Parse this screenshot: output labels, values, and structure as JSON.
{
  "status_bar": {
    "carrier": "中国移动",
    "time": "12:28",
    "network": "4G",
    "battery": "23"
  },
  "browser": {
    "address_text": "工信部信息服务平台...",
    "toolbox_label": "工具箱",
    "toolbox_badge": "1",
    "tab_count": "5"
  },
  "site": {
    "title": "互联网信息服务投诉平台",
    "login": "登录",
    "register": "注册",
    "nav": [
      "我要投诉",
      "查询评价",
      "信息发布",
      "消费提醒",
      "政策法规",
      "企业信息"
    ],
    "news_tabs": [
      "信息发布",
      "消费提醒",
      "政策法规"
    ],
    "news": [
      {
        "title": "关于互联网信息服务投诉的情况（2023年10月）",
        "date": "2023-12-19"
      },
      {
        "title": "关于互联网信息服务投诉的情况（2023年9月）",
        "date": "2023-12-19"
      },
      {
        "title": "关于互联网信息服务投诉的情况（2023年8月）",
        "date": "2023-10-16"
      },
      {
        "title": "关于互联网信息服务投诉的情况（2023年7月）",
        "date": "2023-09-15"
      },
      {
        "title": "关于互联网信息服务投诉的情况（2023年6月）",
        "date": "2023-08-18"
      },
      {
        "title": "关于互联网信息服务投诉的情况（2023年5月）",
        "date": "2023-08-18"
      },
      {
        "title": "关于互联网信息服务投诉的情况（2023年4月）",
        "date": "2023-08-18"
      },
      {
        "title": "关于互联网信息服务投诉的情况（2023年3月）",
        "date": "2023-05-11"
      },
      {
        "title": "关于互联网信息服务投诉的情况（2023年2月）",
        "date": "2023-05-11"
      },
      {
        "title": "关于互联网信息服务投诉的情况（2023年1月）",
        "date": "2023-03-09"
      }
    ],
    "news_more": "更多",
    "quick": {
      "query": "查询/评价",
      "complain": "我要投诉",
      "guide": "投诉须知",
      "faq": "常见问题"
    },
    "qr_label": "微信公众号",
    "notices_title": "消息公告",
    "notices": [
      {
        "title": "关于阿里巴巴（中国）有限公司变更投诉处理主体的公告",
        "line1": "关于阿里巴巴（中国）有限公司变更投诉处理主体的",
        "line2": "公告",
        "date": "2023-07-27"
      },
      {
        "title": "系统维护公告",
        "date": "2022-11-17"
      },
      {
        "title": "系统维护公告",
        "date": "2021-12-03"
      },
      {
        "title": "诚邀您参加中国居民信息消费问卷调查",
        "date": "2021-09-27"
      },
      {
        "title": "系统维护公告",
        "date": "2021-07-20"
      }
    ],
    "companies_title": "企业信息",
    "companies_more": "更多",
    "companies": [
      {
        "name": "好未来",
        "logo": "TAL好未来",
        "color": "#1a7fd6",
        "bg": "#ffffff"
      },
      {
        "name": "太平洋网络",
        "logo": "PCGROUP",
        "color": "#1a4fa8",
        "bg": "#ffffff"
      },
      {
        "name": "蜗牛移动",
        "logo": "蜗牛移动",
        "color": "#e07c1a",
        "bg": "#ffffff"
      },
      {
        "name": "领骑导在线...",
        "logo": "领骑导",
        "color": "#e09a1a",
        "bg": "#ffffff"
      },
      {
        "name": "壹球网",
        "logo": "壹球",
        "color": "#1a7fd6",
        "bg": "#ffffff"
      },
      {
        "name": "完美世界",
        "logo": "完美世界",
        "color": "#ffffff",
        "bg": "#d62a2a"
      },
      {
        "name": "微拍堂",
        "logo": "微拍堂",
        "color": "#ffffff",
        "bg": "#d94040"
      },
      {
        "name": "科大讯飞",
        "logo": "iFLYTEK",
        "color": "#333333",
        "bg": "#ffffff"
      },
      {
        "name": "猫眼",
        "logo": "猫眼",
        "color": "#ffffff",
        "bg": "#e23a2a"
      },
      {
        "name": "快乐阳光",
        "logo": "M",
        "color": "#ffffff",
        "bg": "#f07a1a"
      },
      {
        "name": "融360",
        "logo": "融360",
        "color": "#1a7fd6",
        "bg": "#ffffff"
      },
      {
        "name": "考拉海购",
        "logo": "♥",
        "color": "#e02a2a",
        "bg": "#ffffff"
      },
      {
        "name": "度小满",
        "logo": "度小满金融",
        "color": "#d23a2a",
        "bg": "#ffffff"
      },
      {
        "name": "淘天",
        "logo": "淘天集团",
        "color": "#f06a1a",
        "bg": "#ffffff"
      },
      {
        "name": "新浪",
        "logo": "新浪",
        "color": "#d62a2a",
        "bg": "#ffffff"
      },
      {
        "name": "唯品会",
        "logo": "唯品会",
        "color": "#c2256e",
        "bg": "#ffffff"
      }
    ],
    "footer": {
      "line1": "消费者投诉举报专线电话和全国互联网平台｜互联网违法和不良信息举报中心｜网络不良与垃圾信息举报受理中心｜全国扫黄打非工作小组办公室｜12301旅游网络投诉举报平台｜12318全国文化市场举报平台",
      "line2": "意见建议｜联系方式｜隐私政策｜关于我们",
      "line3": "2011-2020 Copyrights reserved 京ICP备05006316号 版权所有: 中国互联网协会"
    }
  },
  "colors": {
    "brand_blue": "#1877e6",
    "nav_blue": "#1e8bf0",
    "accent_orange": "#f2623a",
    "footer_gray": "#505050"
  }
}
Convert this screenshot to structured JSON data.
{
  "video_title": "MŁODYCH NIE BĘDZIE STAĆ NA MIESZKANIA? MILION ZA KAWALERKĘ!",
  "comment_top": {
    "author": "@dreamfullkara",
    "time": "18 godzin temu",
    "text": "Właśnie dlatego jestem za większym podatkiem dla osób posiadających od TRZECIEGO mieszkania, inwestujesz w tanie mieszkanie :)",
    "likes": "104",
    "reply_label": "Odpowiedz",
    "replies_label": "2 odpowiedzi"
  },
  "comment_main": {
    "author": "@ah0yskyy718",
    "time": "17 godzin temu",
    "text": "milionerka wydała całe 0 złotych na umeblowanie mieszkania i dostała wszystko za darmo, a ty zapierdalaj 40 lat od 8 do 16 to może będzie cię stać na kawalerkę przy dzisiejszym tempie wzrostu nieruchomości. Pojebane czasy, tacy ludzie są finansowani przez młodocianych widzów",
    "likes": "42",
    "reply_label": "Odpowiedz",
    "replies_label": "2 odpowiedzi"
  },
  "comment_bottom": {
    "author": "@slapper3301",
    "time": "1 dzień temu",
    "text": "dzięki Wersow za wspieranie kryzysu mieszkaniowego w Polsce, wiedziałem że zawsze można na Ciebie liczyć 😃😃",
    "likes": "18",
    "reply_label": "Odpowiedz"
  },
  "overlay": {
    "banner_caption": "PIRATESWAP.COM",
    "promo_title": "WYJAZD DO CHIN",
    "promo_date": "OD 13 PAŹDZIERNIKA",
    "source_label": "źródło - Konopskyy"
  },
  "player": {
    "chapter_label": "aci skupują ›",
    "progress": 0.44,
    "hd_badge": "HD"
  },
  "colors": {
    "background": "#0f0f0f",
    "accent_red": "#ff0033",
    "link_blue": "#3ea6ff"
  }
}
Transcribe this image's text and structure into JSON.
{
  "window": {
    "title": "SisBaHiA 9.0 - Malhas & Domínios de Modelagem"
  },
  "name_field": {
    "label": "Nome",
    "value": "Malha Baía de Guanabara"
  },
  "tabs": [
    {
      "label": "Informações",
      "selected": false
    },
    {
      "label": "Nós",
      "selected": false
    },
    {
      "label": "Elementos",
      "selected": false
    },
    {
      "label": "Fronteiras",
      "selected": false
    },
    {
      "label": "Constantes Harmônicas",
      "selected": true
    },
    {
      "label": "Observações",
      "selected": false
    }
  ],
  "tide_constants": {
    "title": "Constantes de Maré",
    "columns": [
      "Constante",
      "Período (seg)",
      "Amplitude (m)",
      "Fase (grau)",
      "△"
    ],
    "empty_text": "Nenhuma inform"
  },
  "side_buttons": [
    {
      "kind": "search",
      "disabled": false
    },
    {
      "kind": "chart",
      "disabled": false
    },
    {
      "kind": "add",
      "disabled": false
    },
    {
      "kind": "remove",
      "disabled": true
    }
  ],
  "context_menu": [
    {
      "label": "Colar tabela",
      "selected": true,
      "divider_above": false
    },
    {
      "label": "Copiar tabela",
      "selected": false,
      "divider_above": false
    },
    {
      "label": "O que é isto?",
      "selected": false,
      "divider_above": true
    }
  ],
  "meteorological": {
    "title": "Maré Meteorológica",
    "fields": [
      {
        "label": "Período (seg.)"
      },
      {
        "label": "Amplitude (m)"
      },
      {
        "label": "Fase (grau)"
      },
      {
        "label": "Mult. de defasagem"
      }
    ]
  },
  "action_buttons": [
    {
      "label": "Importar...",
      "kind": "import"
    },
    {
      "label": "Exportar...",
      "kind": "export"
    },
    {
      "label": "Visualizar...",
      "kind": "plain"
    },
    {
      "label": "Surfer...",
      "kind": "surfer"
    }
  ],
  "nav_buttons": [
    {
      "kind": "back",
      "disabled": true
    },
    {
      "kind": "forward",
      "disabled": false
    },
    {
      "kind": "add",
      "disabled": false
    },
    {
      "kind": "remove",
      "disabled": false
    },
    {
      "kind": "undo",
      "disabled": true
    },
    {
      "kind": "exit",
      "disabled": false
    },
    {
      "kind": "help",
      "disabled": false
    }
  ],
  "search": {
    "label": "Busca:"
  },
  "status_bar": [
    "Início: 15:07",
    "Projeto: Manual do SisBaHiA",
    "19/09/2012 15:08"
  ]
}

*TASK BRIEF:* Report all lines of the data that include the word "Maré".

*EXERCISE ANSWER:*
    "title": "Constantes de Maré",
    "title": "Maré Meteorológica",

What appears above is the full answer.